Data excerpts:
____

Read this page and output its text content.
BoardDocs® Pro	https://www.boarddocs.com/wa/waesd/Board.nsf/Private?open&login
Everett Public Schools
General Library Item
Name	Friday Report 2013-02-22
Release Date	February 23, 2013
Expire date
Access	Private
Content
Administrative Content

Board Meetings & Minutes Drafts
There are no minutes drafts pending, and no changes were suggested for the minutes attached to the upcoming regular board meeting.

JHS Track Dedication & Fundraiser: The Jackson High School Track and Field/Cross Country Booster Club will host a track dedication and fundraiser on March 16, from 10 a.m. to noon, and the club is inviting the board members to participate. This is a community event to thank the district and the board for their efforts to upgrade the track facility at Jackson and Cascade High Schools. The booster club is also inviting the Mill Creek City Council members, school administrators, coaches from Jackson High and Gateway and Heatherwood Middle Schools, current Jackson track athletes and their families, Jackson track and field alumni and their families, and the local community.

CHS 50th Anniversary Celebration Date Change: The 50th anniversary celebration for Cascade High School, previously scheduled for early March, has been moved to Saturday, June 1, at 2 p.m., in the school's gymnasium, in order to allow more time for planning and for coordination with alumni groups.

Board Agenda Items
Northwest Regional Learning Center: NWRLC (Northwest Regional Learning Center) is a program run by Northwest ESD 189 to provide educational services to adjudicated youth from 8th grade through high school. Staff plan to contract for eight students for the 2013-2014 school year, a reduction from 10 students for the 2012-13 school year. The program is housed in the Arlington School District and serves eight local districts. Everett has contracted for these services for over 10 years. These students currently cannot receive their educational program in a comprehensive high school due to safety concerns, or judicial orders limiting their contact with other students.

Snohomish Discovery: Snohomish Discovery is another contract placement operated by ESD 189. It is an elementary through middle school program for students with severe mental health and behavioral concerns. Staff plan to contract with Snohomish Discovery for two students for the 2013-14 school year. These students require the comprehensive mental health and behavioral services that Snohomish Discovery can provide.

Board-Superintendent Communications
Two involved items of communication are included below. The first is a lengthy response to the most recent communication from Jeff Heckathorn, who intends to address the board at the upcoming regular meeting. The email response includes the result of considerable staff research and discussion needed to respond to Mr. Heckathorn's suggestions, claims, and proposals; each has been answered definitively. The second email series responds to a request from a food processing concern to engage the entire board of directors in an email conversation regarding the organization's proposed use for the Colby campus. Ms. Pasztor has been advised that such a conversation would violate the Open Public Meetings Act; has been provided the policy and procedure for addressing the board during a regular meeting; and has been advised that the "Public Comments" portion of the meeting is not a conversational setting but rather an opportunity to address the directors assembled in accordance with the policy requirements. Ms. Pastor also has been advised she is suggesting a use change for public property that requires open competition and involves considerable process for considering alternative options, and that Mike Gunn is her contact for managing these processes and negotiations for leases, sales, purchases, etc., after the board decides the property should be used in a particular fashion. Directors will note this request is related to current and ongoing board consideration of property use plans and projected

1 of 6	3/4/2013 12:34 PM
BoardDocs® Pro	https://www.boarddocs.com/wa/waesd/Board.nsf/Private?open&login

____

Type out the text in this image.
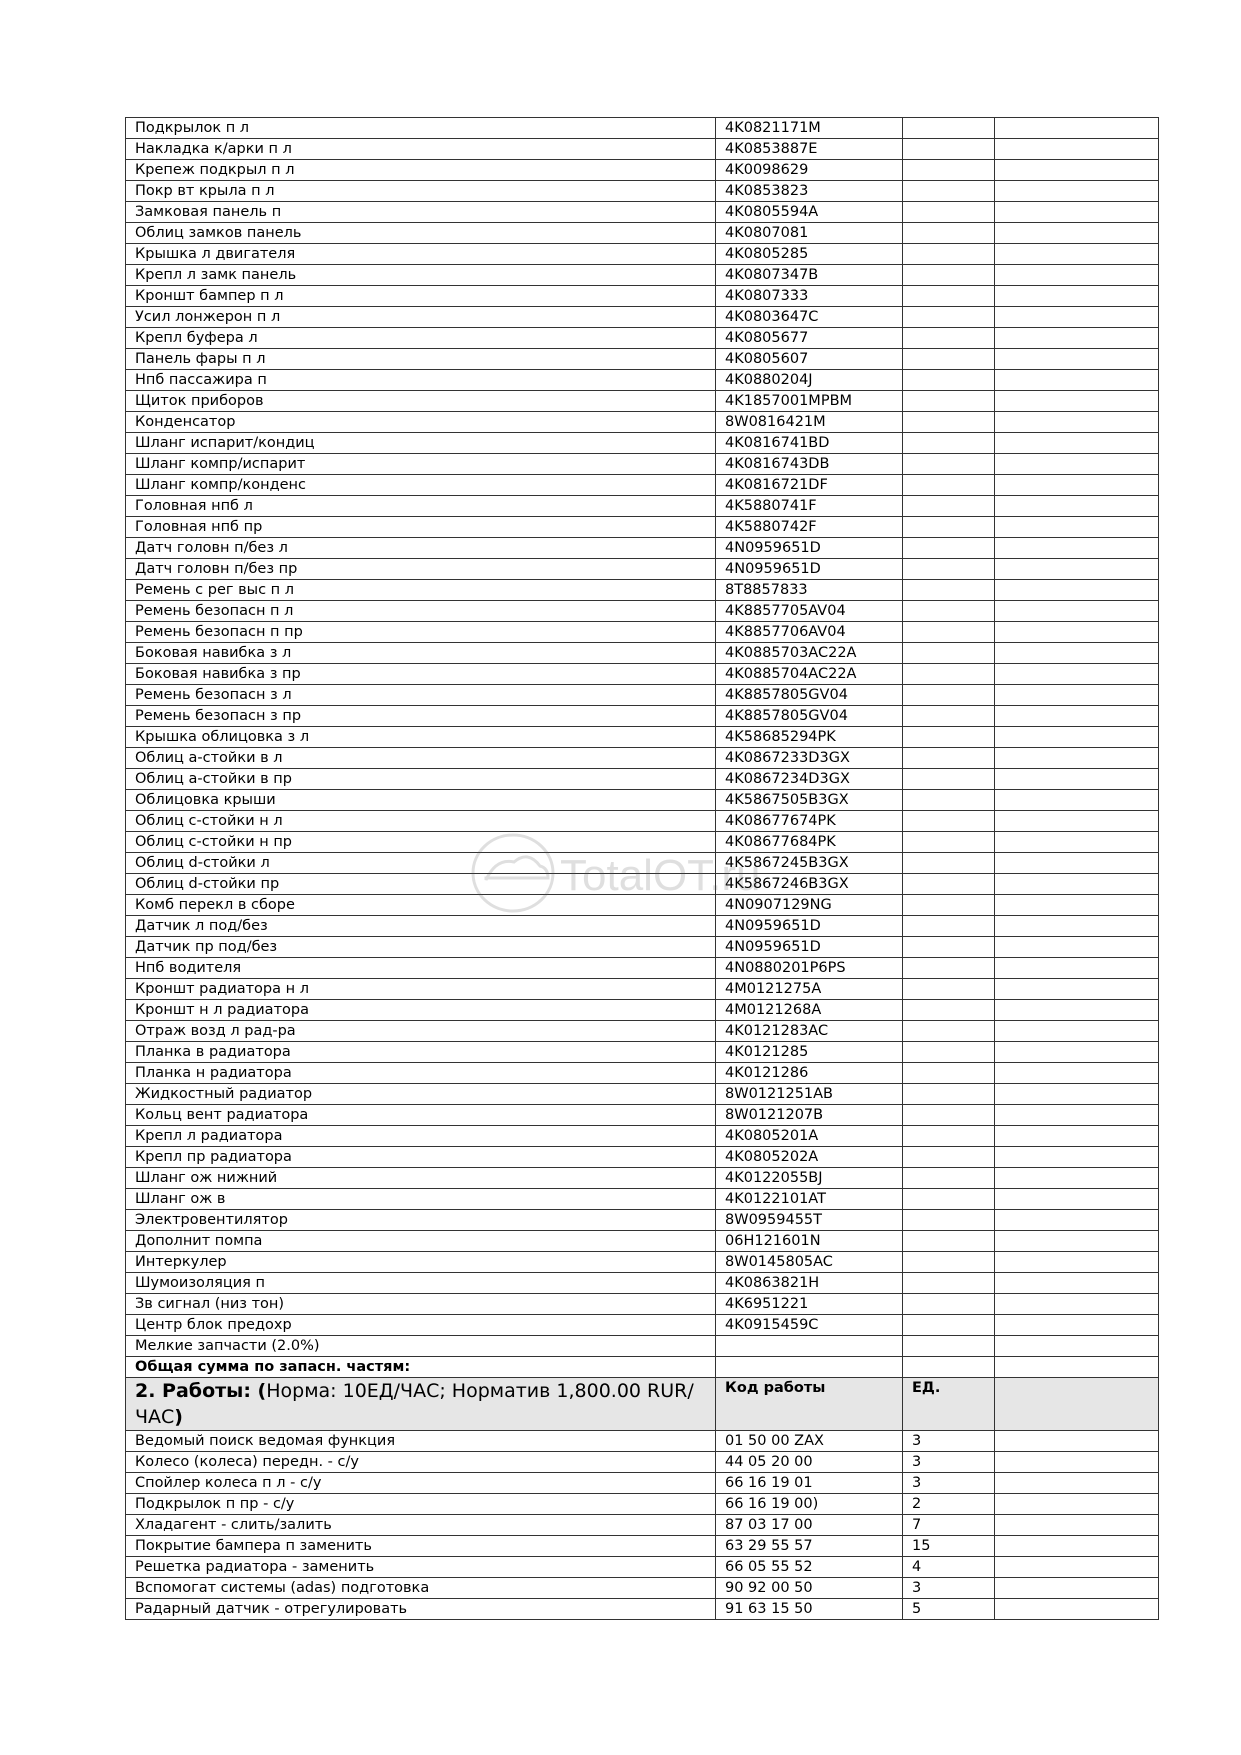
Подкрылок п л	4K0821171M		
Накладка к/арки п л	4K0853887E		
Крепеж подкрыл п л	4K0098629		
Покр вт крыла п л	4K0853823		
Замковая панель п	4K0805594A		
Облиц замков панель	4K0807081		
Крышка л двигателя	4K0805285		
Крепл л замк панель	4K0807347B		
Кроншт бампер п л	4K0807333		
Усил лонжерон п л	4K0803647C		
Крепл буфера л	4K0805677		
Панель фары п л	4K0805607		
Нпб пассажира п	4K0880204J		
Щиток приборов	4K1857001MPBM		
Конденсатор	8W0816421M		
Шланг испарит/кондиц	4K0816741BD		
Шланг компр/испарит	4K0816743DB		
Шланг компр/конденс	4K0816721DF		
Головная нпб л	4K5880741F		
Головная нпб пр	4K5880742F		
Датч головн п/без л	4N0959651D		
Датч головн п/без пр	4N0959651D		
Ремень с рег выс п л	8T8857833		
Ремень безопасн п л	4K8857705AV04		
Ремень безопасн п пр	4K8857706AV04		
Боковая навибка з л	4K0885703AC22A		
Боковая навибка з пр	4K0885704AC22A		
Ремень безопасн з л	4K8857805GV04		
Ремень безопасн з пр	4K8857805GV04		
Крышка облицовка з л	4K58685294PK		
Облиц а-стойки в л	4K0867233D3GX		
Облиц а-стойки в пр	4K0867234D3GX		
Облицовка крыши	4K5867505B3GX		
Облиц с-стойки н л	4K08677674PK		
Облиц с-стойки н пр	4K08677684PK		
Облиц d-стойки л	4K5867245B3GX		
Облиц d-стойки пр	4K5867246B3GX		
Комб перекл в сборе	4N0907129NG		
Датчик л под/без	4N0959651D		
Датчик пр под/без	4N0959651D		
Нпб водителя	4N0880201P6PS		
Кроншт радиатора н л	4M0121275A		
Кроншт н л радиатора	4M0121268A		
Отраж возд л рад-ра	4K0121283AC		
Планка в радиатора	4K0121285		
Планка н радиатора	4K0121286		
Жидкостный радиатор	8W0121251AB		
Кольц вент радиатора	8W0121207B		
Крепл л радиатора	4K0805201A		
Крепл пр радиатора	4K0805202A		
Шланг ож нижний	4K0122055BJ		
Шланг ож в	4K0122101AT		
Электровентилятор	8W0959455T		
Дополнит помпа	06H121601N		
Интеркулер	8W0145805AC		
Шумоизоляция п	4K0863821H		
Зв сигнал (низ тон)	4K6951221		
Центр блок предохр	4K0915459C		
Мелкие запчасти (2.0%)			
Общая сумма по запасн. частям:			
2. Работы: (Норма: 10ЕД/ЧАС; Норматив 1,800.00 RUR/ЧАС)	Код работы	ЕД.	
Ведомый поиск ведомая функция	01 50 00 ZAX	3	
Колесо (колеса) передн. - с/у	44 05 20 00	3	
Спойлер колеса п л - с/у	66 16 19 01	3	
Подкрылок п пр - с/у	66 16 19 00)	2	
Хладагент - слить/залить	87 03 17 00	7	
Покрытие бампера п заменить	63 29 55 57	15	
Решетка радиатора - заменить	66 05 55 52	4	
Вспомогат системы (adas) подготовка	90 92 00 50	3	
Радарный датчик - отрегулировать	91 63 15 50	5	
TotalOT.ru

____

Exercise description: Extract every line above containing the word "local".

Solved problem:
JHS Track Dedication & Fundraiser: The Jackson High School Track and Field/Cross Country Booster Club will host a track dedication and fundraiser on March 16, from 10 a.m. to noon, and the club is inviting the board members to participate. This is a community event to thank the district and the board for their efforts to upgrade the track facility at Jackson and Cascade High Schools. The booster club is also inviting the Mill Creek City Council members, school administrators, coaches from Jackson High and Gateway and Heatherwood Middle Schools, current Jackson track athletes and their families, Jackson track and field alumni and their families, and the local community.
Northwest Regional Learning Center: NWRLC (Northwest Regional Learning Center) is a program run by Northwest ESD 189 to provide educational services to adjudicated youth from 8th grade through high school. Staff plan to contract for eight students for the 2013-2014 school year, a reduction from 10 students for the 2012-13 school year. The program is housed in the Arlington School District and serves eight local districts. Everett has contracted for these services for over 10 years. These students currently cannot receive their educational program in a comprehensive high school due to safety concerns, or judicial orders limiting their contact with other students.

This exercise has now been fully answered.